** Start Data rows **
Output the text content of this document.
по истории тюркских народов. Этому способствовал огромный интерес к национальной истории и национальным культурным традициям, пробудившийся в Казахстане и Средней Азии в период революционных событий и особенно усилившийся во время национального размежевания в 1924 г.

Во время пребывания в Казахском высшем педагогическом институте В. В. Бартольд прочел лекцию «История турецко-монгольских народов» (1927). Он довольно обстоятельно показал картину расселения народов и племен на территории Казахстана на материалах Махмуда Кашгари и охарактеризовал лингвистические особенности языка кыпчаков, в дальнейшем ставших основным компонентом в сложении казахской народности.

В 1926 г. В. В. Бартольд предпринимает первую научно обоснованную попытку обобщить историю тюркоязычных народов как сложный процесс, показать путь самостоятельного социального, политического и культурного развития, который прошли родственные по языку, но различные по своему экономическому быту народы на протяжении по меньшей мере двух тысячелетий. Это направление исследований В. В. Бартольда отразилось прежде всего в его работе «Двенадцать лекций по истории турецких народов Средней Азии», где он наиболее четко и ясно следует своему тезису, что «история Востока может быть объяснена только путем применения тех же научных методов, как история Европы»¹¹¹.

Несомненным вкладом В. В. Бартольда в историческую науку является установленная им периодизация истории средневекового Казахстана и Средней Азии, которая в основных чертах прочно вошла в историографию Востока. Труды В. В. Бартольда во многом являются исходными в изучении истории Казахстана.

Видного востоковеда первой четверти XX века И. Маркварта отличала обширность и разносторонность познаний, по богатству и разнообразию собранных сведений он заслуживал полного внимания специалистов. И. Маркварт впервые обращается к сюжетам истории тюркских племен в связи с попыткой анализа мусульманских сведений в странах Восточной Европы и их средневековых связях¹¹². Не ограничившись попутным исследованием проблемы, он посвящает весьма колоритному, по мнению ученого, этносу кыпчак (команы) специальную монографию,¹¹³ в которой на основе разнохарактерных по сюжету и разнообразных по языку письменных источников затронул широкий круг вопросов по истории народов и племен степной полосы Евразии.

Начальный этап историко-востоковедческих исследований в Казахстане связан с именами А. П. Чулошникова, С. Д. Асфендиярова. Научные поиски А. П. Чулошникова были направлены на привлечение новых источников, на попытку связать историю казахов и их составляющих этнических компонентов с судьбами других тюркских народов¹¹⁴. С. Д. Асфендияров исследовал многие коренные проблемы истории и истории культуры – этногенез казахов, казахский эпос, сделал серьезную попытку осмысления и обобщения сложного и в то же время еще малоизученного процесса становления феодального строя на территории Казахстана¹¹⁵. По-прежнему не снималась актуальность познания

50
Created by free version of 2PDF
** End Data rows **
** Start Data rows **
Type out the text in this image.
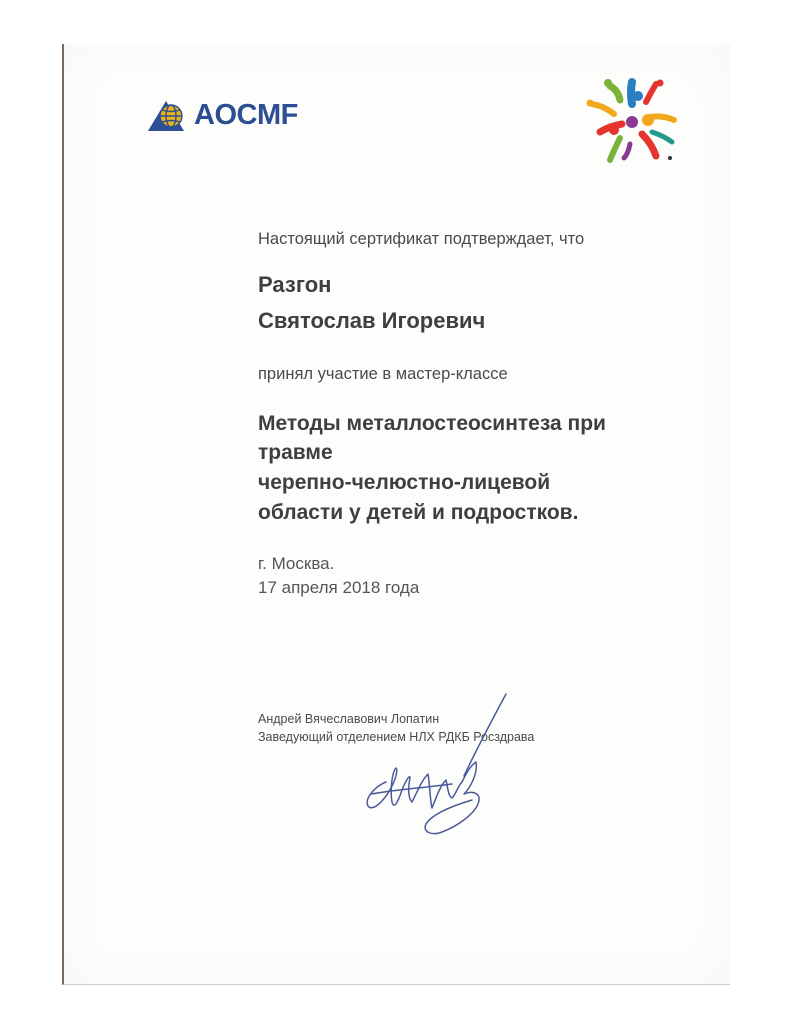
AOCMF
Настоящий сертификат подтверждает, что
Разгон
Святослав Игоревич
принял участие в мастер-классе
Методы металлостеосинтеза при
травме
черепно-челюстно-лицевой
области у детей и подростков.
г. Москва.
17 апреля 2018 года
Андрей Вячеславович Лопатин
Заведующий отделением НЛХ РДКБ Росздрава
** End Data rows **
Your instructions:
Determine how many lines contain the word "Казахстане" and reply with that number alone.

Exercise result:
2